Items →
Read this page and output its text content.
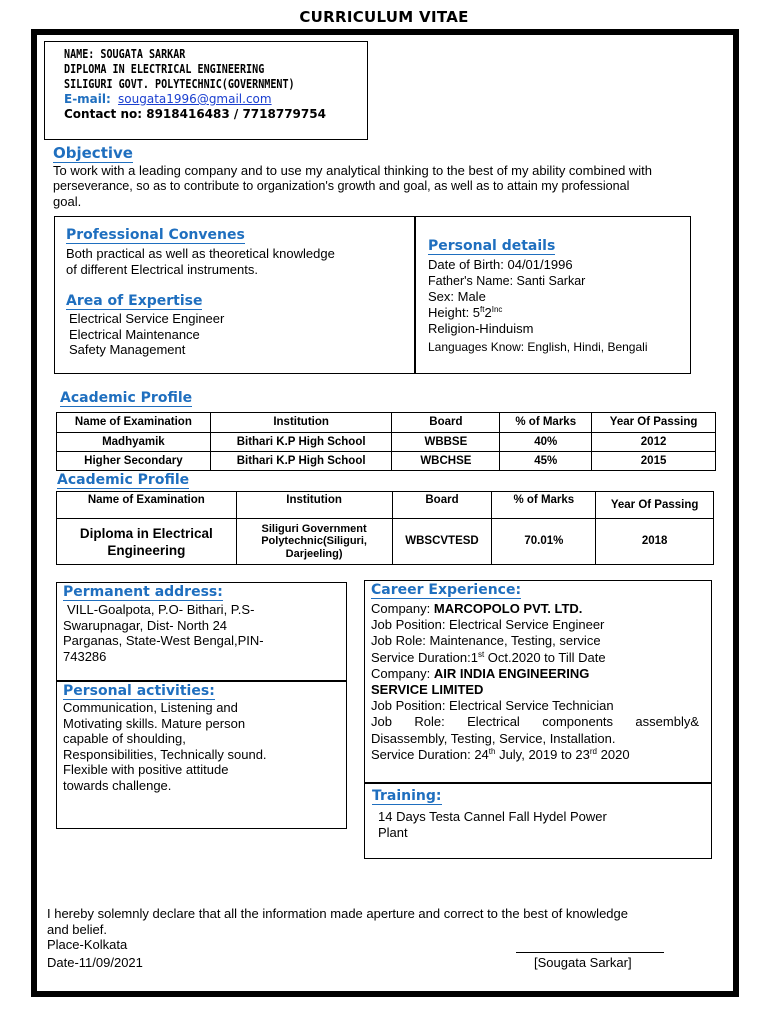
CURRICULUM VITAE
NAME: SOUGATA SARKAR
DIPLOMA IN ELECTRICAL ENGINEERING
SILIGURI GOVT. POLYTECHNIC(GOVERNMENT)
E-mail: sougata1996@gmail.com
Contact no: 8918416483 / 7718779754
Objective
To work with a leading company and to use my analytical thinking to the best of my ability combined with
perseverance, so as to contribute to organization's growth and goal, as well as to attain my professional
goal.
Professional Convenes
Both practical as well as theoretical knowledge
of different Electrical instruments.
Area of Expertise
Electrical Service Engineer
Electrical Maintenance
Safety Management
Personal details
Date of Birth: 04/01/1996
Father's Name: Santi Sarkar
Sex: Male
Height: $5^{ft}2^{Inc}$
Religion-Hinduism
Languages Know: English, Hindi, Bengali
Academic Profile
Name of Examination	Institution	Board	% of Marks	Year Of Passing
Madhyamik	Bithari K.P High School	WBBSE	40%	2012
Higher Secondary	Bithari K.P High School	WBCHSE	45%	2015
Academic Profile
Name of Examination	Institution	Board	% of Marks	Year Of Passing
Diploma in Electrical Engineering	Siliguri Government Polytechnic(Siliguri, Darjeeling)	WBSCVTESD	70.01%	2018
Permanent address:
VILL-Goalpota, P.O- Bithari, P.S-
Swarupnagar, Dist- North 24
Parganas, State-West Bengal,PIN-
743286
Personal activities:
Communication, Listening and
Motivating skills. Mature person
capable of shoulding,
Responsibilities, Technically sound.
Flexible with positive attitude
towards challenge.
Career Experience:
Company: MARCOPOLO PVT. LTD.
Job Position: Electrical Service Engineer
Job Role: Maintenance, Testing, service
Service Duration:1st Oct.2020 to Till Date
Company: AIR INDIA ENGINEERING
SERVICE LIMITED
Job Position: Electrical Service Technician
Job Role: Electrical components assembly&
Disassembly, Testing, Service, Installation.
Service Duration: 24th July, 2019 to 23rd 2020
Training:
14 Days Testa Cannel Fall Hydel Power
Plant
I hereby solemnly declare that all the information made aperture and correct to the best of knowledge
and belief.
Place-Kolkata
Date-11/09/2021	[Sougata Sarkar]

Do this → State how many lines of the listing above hold the word "High", with nothing but the number.

Written answer → 2